Problem: Return the lines where the word "change" occurs.

Data records:
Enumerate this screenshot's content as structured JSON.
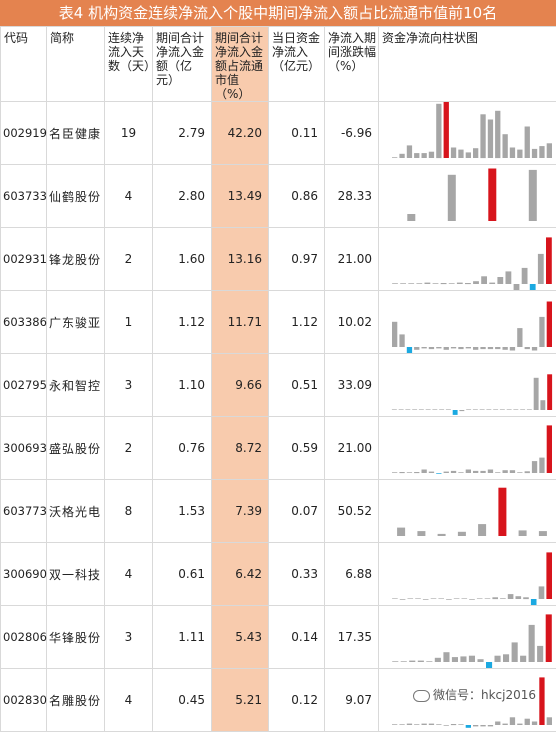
{
  "title": "表4  机构资金连续净流入个股中期间净流入额占比流通市值前10名",
  "headers": [
    "代码",
    "简称",
    "连续净流入天数（天）",
    "期间合计净流入金额（亿元）",
    "期间合计净流入金额占流通市值（%）",
    "当日资金净流入（亿元）",
    "净流入期间涨跌幅（%）",
    "资金净流向柱状图"
  ],
  "rows": [
    {
      "code": "002919",
      "name": "名臣健康",
      "days": "19",
      "total": "2.79",
      "pct": "42.20",
      "today": "0.11",
      "change": "-6.96",
      "bars": [
        0.2,
        1.2,
        3.6,
        1.4,
        1.4,
        1.8,
        15.5,
        17,
        3,
        2.4,
        1.6,
        2.8,
        12.5,
        11,
        13.5,
        6.8,
        3,
        2.4,
        9,
        2.6,
        3.4,
        4.2
      ]
    },
    {
      "code": "603733",
      "name": "仙鹤股份",
      "days": "4",
      "total": "2.80",
      "pct": "13.49",
      "today": "0.86",
      "change": "28.33",
      "bars": [
        2,
        13.2,
        15,
        14.6
      ]
    },
    {
      "code": "002931",
      "name": "锋龙股份",
      "days": "2",
      "total": "1.60",
      "pct": "13.16",
      "today": "0.97",
      "change": "21.00",
      "bars": [
        0.2,
        0.2,
        0.2,
        0.2,
        0.4,
        0.2,
        0.3,
        0.2,
        0.4,
        0.3,
        0.8,
        2.2,
        0.4,
        2,
        3.6,
        -2.4,
        4.6,
        -3.6,
        8.6,
        13.3
      ]
    },
    {
      "code": "603386",
      "name": "广东骏亚",
      "days": "1",
      "total": "1.12",
      "pct": "11.71",
      "today": "1.12",
      "change": "10.02",
      "bars": [
        7.2,
        3.6,
        -2.8,
        -0.8,
        -0.4,
        -0.6,
        -0.4,
        -0.8,
        -0.4,
        -0.6,
        -0.4,
        -0.8,
        -0.6,
        -0.6,
        -0.6,
        -0.8,
        -1,
        5.4,
        -0.6,
        -1,
        8.6,
        13
      ]
    },
    {
      "code": "002795",
      "name": "永和智控",
      "days": "3",
      "total": "1.10",
      "pct": "9.66",
      "today": "0.51",
      "change": "33.09",
      "bars": [
        0.1,
        0.1,
        0.1,
        0,
        0,
        0,
        0,
        0,
        0,
        -1.4,
        -0.3,
        0,
        0,
        0,
        0,
        0,
        0,
        0,
        0,
        0,
        0,
        9.2,
        2.8,
        10.2
      ]
    },
    {
      "code": "300693",
      "name": "盛弘股份",
      "days": "2",
      "total": "0.76",
      "pct": "8.72",
      "today": "0.59",
      "change": "21.00",
      "bars": [
        0.2,
        0.3,
        0.2,
        0.3,
        1,
        0.4,
        -0.2,
        0.4,
        0.6,
        0.2,
        1,
        0.6,
        0.6,
        1,
        0.2,
        0.8,
        0.8,
        0.2,
        0.5,
        3.4,
        4.4,
        13.6
      ]
    },
    {
      "code": "603773",
      "name": "沃格光电",
      "days": "8",
      "total": "1.53",
      "pct": "7.39",
      "today": "0.07",
      "change": "50.52",
      "bars": [
        2.4,
        1.4,
        0.6,
        1.2,
        3.4,
        13.8,
        1.6,
        1.4
      ]
    },
    {
      "code": "300690",
      "name": "双一科技",
      "days": "4",
      "total": "0.61",
      "pct": "6.42",
      "today": "0.33",
      "change": "6.88",
      "bars": [
        0,
        -0.2,
        0,
        0,
        -0.2,
        0,
        0,
        -0.2,
        0,
        0,
        -0.2,
        0,
        0,
        0.5,
        0.2,
        1.4,
        0.8,
        0.5,
        -2.2,
        3.6,
        13.3
      ]
    },
    {
      "code": "002806",
      "name": "华锋股份",
      "days": "3",
      "total": "1.11",
      "pct": "5.43",
      "today": "0.14",
      "change": "17.35",
      "bars": [
        0.2,
        0.2,
        0.4,
        0.4,
        0.2,
        1.2,
        2.8,
        1.4,
        1.6,
        1.8,
        0.8,
        -2.8,
        1.8,
        2.2,
        5.6,
        1.8,
        10.6,
        4.6,
        13.6
      ]
    },
    {
      "code": "002830",
      "name": "名雕股份",
      "days": "4",
      "total": "0.45",
      "pct": "5.21",
      "today": "0.12",
      "change": "9.07",
      "bars": [
        0.2,
        0.2,
        0.4,
        0.2,
        0.4,
        0.4,
        0.2,
        -0.2,
        0.3,
        0.2,
        -0.8,
        -0.4,
        -0.4,
        -0.4,
        1,
        0.4,
        2.2,
        0.4,
        1.8,
        1,
        13.6,
        2.2
      ]
    }
  ],
  "watermark": "微信号：hkcj2016",
  "colors": {
    "header": "#e4834f",
    "highlight": "#f8cbad",
    "bar_gray": "#a6a6a6",
    "bar_red": "#d7141c",
    "bar_blue": "#1ba9e1"
  }
}
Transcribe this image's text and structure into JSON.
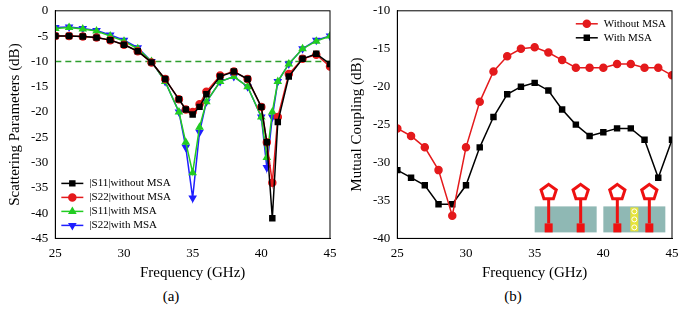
{
  "chart_data": [
    {
      "type": "line",
      "caption": "(a)",
      "x_label": "Frequency (GHz)",
      "y_label": "Scattering Parameters (dB)",
      "x": [
        25,
        26,
        27,
        28,
        29,
        30,
        31,
        32,
        33,
        34,
        34.5,
        35,
        35.5,
        36,
        37,
        38,
        39,
        40,
        40.4,
        40.8,
        41.2,
        42,
        43,
        44,
        45
      ],
      "series": [
        {
          "name": "|S11|without MSA",
          "color": "#000000",
          "marker": "square",
          "line_style": "solid",
          "values": [
            -5,
            -5,
            -5.1,
            -5.3,
            -5.8,
            -6.7,
            -8,
            -10.2,
            -13.5,
            -17.5,
            -19.5,
            -20.5,
            -19,
            -16.5,
            -13,
            -12,
            -13.5,
            -19,
            -26,
            -41,
            -22,
            -13,
            -9.5,
            -8.5,
            -10.5
          ]
        },
        {
          "name": "|S22|without MSA",
          "color": "#e41a1c",
          "marker": "circle",
          "line_style": "solid",
          "values": [
            -5,
            -5,
            -5.1,
            -5.3,
            -5.8,
            -6.7,
            -8,
            -10.2,
            -13.5,
            -17.5,
            -19.5,
            -20,
            -18.5,
            -16,
            -12.8,
            -12,
            -13.5,
            -19,
            -26,
            -34,
            -21,
            -12.5,
            -9.5,
            -8.7,
            -11
          ]
        },
        {
          "name": "|S11|with MSA",
          "color": "#22cc22",
          "marker": "triangle",
          "line_style": "solid",
          "values": [
            -3.5,
            -3.3,
            -3.6,
            -4,
            -5,
            -6,
            -7.5,
            -10,
            -14,
            -20,
            -26,
            -32,
            -23,
            -18,
            -14,
            -13,
            -15,
            -21,
            -29,
            -20,
            -14,
            -10.5,
            -7.5,
            -6,
            -5
          ]
        },
        {
          "name": "|S22|with MSA",
          "color": "#1f1fff",
          "marker": "triangle_down",
          "line_style": "solid",
          "values": [
            -3.3,
            -3.2,
            -3.5,
            -3.9,
            -4.8,
            -5.8,
            -7.3,
            -10,
            -14,
            -20,
            -27,
            -37,
            -24,
            -18,
            -14,
            -13,
            -15,
            -21,
            -31,
            -21,
            -14,
            -10.5,
            -7.5,
            -5.8,
            -5
          ]
        }
      ],
      "hlines": [
        {
          "value": -10,
          "color": "#2e9e2e",
          "line_style": "dashed"
        }
      ],
      "xlim": [
        25,
        45
      ],
      "xticks": [
        25,
        30,
        35,
        40,
        45
      ],
      "ylim": [
        -45,
        0
      ],
      "yticks": [
        -45,
        -40,
        -35,
        -30,
        -25,
        -20,
        -15,
        -10,
        -5,
        0
      ],
      "legend": "lower left",
      "grid": false
    },
    {
      "type": "line",
      "caption": "(b)",
      "x_label": "Frequency (GHz)",
      "y_label": "Mutual Coupling (dB)",
      "x": [
        25,
        26,
        27,
        28,
        29,
        30,
        31,
        32,
        33,
        34,
        35,
        36,
        37,
        38,
        39,
        40,
        41,
        42,
        43,
        44,
        45
      ],
      "series": [
        {
          "name": "Without MSA",
          "color": "#e41a1c",
          "marker": "circle",
          "line_style": "solid",
          "values": [
            -25.5,
            -26.5,
            -28,
            -31,
            -37,
            -28,
            -22,
            -18,
            -16,
            -15,
            -14.8,
            -15.5,
            -16.5,
            -17.5,
            -17.5,
            -17.5,
            -17,
            -17,
            -17.5,
            -17.5,
            -18.5
          ]
        },
        {
          "name": "With MSA",
          "color": "#000000",
          "marker": "square",
          "line_style": "solid",
          "values": [
            -31,
            -32,
            -33,
            -35.5,
            -35.5,
            -33,
            -28,
            -24,
            -21,
            -20,
            -19.5,
            -20.5,
            -23,
            -25,
            -26.5,
            -26,
            -25.5,
            -25.5,
            -27,
            -32,
            -27
          ]
        }
      ],
      "xlim": [
        25,
        45
      ],
      "xticks": [
        25,
        30,
        35,
        40,
        45
      ],
      "ylim": [
        -40,
        -10
      ],
      "yticks": [
        -40,
        -35,
        -30,
        -25,
        -20,
        -15,
        -10
      ],
      "legend": "upper right",
      "grid": false
    }
  ]
}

Exercise output:
      "change": "-6.96",
      "change": "28.33",
      "change": "21.00",
      "change": "10.02",
      "change": "33.09",
      "change": "21.00",
      "change": "50.52",
      "change": "6.88",
      "change": "17.35",
      "change": "9.07",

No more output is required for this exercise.